What is being asked: From the listing below, extract each line containing the string "Events".

Data shown:
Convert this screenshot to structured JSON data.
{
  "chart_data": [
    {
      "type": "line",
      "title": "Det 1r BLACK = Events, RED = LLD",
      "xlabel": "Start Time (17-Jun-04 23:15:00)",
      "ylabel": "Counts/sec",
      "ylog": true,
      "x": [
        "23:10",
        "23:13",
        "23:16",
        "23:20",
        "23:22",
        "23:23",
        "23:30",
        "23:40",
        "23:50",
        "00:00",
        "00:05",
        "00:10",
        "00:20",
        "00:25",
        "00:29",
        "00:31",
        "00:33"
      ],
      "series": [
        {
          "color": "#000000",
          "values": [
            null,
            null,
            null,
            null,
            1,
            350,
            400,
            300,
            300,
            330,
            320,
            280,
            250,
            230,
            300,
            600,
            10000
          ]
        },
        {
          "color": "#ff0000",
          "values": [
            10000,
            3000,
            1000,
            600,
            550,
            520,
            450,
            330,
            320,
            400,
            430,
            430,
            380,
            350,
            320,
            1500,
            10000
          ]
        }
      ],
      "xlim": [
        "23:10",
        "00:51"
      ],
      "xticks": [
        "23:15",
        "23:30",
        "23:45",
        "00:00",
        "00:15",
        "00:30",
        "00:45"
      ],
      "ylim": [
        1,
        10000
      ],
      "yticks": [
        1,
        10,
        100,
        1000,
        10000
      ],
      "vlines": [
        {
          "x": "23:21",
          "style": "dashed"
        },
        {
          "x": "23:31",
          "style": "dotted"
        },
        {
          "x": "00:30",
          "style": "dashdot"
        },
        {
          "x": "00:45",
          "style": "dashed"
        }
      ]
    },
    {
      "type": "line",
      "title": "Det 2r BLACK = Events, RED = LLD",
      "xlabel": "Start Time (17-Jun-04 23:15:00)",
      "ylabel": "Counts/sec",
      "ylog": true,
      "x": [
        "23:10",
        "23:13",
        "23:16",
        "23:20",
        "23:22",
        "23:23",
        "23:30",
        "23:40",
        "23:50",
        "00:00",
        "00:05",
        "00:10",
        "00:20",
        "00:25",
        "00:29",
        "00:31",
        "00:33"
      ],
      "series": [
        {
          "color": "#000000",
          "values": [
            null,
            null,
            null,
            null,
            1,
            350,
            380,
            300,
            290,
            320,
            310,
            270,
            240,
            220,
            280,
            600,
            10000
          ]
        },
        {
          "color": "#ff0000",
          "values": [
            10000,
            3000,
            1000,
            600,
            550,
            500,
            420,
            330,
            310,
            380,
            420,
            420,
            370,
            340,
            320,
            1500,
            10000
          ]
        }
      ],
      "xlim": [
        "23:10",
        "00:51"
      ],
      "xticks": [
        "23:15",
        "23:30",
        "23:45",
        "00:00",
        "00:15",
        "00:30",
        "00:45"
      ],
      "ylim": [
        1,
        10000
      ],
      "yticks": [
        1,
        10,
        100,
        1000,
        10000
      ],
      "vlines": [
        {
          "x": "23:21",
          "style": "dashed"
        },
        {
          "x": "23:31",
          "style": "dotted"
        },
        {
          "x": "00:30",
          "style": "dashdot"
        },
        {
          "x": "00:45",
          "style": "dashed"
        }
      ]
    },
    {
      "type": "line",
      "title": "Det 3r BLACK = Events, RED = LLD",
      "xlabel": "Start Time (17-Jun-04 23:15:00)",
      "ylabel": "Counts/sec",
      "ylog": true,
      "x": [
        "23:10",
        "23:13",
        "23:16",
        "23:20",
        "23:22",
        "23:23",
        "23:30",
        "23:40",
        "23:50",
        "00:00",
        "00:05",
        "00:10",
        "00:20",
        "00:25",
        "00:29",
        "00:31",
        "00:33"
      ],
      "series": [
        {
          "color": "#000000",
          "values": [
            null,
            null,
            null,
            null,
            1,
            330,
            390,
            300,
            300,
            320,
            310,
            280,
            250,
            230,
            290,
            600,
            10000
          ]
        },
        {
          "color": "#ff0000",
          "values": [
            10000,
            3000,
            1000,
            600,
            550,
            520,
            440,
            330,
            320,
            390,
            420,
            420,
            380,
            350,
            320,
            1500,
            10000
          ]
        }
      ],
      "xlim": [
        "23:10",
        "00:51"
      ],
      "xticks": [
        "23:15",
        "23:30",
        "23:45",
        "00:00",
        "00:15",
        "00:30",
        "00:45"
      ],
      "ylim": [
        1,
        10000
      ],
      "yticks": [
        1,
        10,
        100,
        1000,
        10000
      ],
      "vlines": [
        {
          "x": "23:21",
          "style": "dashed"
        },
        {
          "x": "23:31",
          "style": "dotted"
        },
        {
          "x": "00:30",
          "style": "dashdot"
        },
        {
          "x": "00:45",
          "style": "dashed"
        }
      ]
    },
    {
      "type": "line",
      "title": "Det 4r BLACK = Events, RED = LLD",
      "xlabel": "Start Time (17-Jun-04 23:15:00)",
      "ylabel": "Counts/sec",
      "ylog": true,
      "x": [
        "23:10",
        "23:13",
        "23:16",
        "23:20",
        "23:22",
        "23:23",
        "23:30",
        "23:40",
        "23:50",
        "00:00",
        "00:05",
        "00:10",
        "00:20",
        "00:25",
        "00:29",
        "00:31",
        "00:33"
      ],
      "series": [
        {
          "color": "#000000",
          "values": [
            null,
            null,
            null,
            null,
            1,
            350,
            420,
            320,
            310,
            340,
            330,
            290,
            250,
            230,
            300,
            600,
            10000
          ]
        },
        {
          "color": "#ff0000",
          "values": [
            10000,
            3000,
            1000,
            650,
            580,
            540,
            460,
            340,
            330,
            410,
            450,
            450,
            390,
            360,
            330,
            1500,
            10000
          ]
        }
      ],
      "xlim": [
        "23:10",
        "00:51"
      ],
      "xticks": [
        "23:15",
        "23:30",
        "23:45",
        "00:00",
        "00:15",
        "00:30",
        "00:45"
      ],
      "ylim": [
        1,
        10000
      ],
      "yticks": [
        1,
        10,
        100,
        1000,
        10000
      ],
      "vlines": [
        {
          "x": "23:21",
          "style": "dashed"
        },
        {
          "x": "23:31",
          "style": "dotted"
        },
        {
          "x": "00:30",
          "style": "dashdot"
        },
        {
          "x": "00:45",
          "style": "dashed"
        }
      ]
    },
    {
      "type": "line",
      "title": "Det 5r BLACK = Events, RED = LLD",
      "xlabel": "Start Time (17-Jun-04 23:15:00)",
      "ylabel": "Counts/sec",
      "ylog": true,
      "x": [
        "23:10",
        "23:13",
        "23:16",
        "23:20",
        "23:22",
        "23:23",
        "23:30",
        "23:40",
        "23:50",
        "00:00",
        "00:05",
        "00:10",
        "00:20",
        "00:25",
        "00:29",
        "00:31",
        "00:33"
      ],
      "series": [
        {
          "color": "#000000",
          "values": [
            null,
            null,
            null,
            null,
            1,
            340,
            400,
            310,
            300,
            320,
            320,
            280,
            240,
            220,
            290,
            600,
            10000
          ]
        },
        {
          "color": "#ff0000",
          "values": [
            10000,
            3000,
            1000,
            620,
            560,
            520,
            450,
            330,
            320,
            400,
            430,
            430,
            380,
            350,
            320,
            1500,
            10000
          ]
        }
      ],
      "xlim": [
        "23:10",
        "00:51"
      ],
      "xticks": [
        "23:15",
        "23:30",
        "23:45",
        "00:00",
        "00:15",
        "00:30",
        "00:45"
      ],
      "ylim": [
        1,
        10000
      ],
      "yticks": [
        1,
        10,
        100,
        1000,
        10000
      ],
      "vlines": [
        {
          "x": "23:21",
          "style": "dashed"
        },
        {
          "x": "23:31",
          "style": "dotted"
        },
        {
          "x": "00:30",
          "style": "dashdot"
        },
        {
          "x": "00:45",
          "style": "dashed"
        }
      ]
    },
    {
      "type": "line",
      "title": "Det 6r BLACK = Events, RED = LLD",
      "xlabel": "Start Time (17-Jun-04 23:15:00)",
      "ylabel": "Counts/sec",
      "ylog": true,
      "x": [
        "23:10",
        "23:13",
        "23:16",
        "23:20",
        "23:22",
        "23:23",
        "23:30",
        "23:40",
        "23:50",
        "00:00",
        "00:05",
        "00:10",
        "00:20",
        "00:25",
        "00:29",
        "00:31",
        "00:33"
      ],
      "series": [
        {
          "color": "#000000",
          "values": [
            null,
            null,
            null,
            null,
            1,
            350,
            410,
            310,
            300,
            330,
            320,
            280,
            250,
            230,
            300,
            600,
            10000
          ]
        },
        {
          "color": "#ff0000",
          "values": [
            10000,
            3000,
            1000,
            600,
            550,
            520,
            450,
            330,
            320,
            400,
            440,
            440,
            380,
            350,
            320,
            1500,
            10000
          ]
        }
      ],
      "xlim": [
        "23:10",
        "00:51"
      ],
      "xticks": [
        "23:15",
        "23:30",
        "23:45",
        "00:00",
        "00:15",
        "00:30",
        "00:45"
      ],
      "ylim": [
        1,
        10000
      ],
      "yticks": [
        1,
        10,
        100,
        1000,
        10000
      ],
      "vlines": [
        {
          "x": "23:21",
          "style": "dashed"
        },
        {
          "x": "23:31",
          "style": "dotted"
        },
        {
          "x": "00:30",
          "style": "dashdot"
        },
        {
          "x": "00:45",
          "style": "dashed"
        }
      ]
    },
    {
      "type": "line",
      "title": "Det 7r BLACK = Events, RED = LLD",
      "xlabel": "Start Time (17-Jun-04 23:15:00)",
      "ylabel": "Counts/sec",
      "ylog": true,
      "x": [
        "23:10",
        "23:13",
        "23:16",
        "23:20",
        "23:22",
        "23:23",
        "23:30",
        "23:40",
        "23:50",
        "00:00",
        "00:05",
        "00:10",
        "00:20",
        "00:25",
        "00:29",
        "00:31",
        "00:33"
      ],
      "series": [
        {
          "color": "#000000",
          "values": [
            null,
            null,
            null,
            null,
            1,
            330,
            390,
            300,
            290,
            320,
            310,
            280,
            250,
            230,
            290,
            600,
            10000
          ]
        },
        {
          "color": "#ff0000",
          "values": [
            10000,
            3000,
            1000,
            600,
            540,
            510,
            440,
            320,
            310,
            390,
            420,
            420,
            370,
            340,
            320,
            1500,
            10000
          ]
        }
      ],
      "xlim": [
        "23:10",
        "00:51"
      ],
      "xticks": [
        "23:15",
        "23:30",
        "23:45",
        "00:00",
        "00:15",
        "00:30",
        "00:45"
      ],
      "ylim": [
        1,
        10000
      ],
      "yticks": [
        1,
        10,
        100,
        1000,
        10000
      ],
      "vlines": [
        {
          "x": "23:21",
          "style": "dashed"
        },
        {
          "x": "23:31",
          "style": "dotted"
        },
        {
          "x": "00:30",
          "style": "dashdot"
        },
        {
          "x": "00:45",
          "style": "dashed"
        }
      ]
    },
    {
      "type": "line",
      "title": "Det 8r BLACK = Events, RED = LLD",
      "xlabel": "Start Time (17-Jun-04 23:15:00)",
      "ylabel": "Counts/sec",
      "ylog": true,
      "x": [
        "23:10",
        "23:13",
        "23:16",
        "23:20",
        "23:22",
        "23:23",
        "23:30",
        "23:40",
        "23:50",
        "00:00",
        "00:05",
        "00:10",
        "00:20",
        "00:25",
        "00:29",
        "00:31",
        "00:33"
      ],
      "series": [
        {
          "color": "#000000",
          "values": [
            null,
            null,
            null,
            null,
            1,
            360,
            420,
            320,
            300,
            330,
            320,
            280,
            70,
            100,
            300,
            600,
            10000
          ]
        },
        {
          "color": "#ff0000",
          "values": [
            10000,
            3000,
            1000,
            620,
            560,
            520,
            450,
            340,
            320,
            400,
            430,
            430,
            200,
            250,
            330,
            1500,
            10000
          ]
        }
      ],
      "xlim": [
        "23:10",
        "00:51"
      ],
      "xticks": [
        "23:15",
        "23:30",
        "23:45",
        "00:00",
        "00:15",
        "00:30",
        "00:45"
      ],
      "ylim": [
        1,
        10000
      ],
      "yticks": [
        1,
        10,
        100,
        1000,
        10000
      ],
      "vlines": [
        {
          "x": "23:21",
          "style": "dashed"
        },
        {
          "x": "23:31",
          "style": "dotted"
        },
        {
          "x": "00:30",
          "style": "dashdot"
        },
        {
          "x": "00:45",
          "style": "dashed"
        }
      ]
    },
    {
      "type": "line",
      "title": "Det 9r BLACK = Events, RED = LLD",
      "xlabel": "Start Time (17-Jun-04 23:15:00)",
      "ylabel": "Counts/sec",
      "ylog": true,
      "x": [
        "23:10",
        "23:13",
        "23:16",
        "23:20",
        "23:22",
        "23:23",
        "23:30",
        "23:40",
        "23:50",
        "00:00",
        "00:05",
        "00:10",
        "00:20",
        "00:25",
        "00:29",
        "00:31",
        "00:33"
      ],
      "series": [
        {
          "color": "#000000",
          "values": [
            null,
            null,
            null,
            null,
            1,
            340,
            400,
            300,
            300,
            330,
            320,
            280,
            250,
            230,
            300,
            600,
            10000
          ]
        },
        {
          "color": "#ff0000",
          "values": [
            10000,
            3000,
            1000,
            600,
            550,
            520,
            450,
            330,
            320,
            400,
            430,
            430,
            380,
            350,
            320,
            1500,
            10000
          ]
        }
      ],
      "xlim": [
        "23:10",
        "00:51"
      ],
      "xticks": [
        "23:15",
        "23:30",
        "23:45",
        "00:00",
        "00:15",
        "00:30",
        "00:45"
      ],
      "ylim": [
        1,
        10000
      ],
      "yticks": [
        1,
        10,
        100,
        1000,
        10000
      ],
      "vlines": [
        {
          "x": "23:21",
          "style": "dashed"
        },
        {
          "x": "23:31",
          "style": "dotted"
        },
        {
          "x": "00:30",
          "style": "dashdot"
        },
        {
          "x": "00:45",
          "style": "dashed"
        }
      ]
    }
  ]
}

The response:
      "title": "Det 1r BLACK = Events, RED = LLD",
      "title": "Det 2r BLACK = Events, RED = LLD",
      "title": "Det 3r BLACK = Events, RED = LLD",
      "title": "Det 4r BLACK = Events, RED = LLD",
      "title": "Det 5r BLACK = Events, RED = LLD",
      "title": "Det 6r BLACK = Events, RED = LLD",
      "title": "Det 7r BLACK = Events, RED = LLD",
      "title": "Det 8r BLACK = Events, RED = LLD",
      "title": "Det 9r BLACK = Events, RED = LLD",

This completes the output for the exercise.